== What to do ==
Retype all the records with nothing changed.

== Data extract ==
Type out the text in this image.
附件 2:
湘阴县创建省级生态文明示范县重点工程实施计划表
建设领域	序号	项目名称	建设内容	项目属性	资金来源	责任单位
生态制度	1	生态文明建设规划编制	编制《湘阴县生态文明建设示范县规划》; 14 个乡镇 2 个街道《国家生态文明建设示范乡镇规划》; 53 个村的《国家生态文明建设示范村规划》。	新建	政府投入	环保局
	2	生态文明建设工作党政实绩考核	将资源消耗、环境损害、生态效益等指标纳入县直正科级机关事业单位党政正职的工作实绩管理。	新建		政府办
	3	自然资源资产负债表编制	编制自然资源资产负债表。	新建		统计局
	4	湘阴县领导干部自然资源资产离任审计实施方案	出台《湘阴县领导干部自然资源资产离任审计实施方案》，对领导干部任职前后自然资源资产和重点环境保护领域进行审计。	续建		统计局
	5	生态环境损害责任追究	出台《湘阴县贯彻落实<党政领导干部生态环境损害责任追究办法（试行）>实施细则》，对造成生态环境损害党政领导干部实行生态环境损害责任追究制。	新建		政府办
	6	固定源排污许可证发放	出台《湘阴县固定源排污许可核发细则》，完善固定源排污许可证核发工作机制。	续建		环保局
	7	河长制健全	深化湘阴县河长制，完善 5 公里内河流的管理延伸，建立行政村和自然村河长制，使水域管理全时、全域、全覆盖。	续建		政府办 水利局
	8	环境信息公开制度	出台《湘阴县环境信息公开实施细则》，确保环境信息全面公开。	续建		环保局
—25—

== Output of the task ==
Type out the text in this image.
附件 2:
湘阴县创建省级生态文明示范县重点工程实施计划表
建设领域	序号	项目名称	建设内容	项目属性	资金来源	责任单位
生态制度	1	生态文明建设规划编制	编制《湘阴县生态文明建设示范县规划》; 14 个乡镇 2 个街道《国家生态文明建设示范乡镇规划》; 53 个村的《国家生态文明建设示范村规划》。	新建	政府投入	环保局
	2	生态文明建设工作党政实绩考核	将资源消耗、环境损害、生态效益等指标纳入县直正科级机关事业单位党政正职的工作实绩管理。	新建		政府办
	3	自然资源资产负债表编制	编制自然资源资产负债表。	新建		统计局
	4	湘阴县领导干部自然资源资产离任审计实施方案	出台《湘阴县领导干部自然资源资产离任审计实施方案》，对领导干部任职前后自然资源资产和重点环境保护领域进行审计。	续建		统计局
	5	生态环境损害责任追究	出台《湘阴县贯彻落实<党政领导干部生态环境损害责任追究办法（试行）>实施细则》，对造成生态环境损害党政领导干部实行生态环境损害责任追究制。	新建		政府办
	6	固定源排污许可证发放	出台《湘阴县固定源排污许可核发细则》，完善固定源排污许可证核发工作机制。	续建		环保局
	7	河长制健全	深化湘阴县河长制，完善 5 公里内河流的管理延伸，建立行政村和自然村河长制，使水域管理全时、全域、全覆盖。	续建		政府办 水利局
	8	环境信息公开制度	出台《湘阴县环境信息公开实施细则》，确保环境信息全面公开。	续建		环保局
—25—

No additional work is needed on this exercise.